### TASK PROMPT
Output every entry exactly as written, skipping any pictures.

### DATASET EXCERPTS
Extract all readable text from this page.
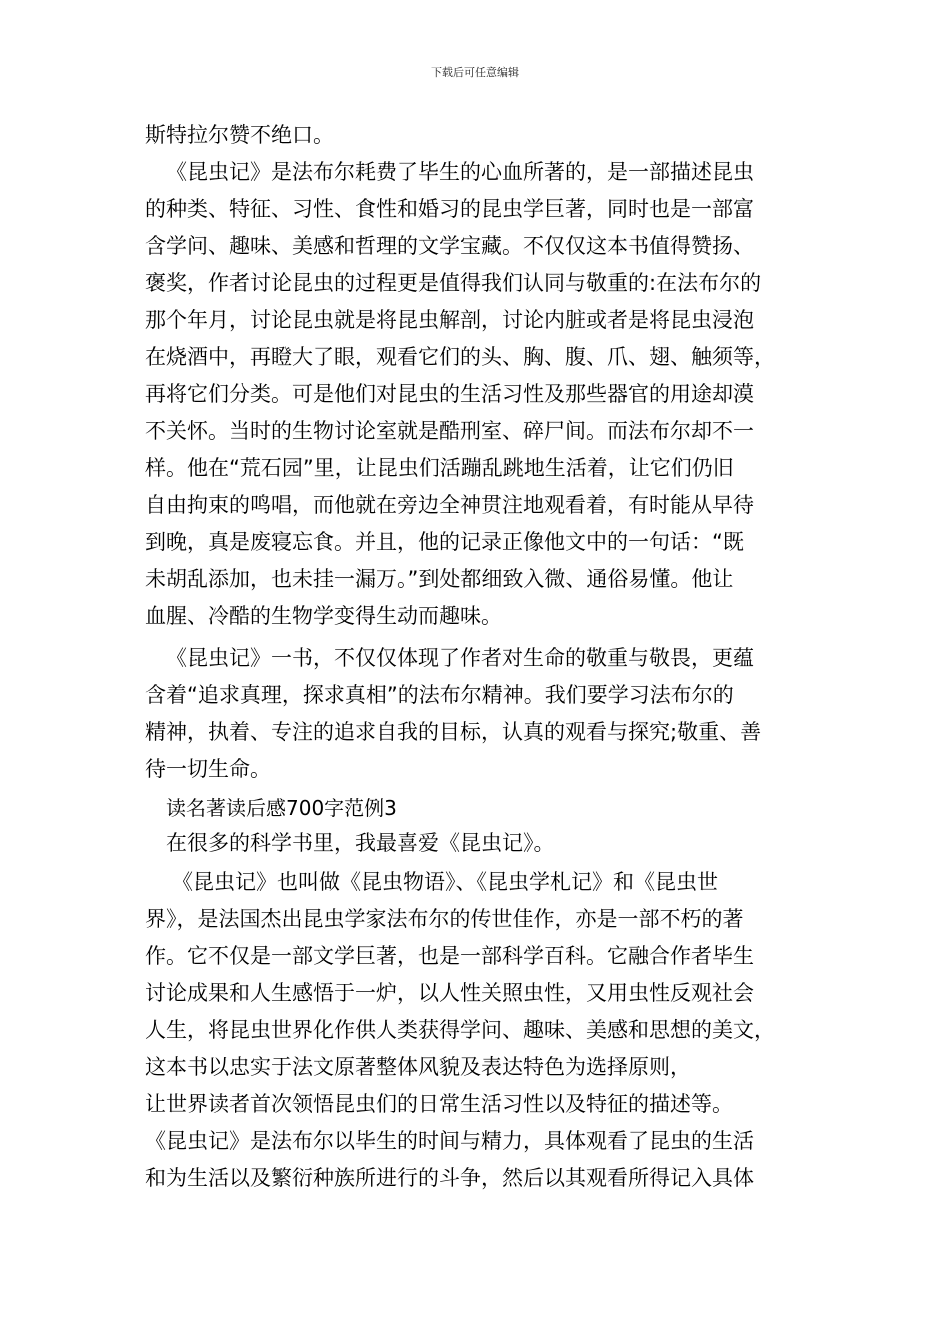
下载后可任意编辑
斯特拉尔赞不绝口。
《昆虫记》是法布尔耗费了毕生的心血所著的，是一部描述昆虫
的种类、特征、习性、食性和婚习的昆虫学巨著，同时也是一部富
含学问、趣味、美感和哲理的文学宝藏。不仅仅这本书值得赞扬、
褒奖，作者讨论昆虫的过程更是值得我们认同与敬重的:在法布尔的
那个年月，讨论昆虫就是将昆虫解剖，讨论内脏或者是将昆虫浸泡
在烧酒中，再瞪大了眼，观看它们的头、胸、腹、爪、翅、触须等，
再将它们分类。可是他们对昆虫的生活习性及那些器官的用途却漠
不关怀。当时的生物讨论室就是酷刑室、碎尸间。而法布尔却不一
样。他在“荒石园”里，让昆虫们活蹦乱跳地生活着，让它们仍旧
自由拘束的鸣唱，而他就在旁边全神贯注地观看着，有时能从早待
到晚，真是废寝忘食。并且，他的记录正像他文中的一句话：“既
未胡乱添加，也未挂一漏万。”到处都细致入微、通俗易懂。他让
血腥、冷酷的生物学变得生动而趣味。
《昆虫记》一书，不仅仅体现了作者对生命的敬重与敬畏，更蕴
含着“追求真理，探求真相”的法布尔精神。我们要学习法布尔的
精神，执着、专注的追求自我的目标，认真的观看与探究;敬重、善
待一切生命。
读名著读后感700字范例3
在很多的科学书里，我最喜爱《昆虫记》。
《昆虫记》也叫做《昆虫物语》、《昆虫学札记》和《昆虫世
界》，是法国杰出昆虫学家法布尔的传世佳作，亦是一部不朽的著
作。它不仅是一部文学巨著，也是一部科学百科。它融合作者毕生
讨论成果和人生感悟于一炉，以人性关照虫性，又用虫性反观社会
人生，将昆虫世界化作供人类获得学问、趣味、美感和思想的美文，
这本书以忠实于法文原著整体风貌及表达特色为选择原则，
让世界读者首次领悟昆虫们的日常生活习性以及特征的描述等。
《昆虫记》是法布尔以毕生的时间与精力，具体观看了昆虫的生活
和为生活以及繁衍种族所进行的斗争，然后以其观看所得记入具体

### COMPLETE RESPONSE
Extract all readable text from this page.
下载后可任意编辑
斯特拉尔赞不绝口。
《昆虫记》是法布尔耗费了毕生的心血所著的，是一部描述昆虫
的种类、特征、习性、食性和婚习的昆虫学巨著，同时也是一部富
含学问、趣味、美感和哲理的文学宝藏。不仅仅这本书值得赞扬、
褒奖，作者讨论昆虫的过程更是值得我们认同与敬重的:在法布尔的
那个年月，讨论昆虫就是将昆虫解剖，讨论内脏或者是将昆虫浸泡
在烧酒中，再瞪大了眼，观看它们的头、胸、腹、爪、翅、触须等，
再将它们分类。可是他们对昆虫的生活习性及那些器官的用途却漠
不关怀。当时的生物讨论室就是酷刑室、碎尸间。而法布尔却不一
样。他在“荒石园”里，让昆虫们活蹦乱跳地生活着，让它们仍旧
自由拘束的鸣唱，而他就在旁边全神贯注地观看着，有时能从早待
到晚，真是废寝忘食。并且，他的记录正像他文中的一句话：“既
未胡乱添加，也未挂一漏万。”到处都细致入微、通俗易懂。他让
血腥、冷酷的生物学变得生动而趣味。
《昆虫记》一书，不仅仅体现了作者对生命的敬重与敬畏，更蕴
含着“追求真理，探求真相”的法布尔精神。我们要学习法布尔的
精神，执着、专注的追求自我的目标，认真的观看与探究;敬重、善
待一切生命。
读名著读后感700字范例3
在很多的科学书里，我最喜爱《昆虫记》。
《昆虫记》也叫做《昆虫物语》、《昆虫学札记》和《昆虫世
界》，是法国杰出昆虫学家法布尔的传世佳作，亦是一部不朽的著
作。它不仅是一部文学巨著，也是一部科学百科。它融合作者毕生
讨论成果和人生感悟于一炉，以人性关照虫性，又用虫性反观社会
人生，将昆虫世界化作供人类获得学问、趣味、美感和思想的美文，
这本书以忠实于法文原著整体风貌及表达特色为选择原则，
让世界读者首次领悟昆虫们的日常生活习性以及特征的描述等。
《昆虫记》是法布尔以毕生的时间与精力，具体观看了昆虫的生活
和为生活以及繁衍种族所进行的斗争，然后以其观看所得记入具体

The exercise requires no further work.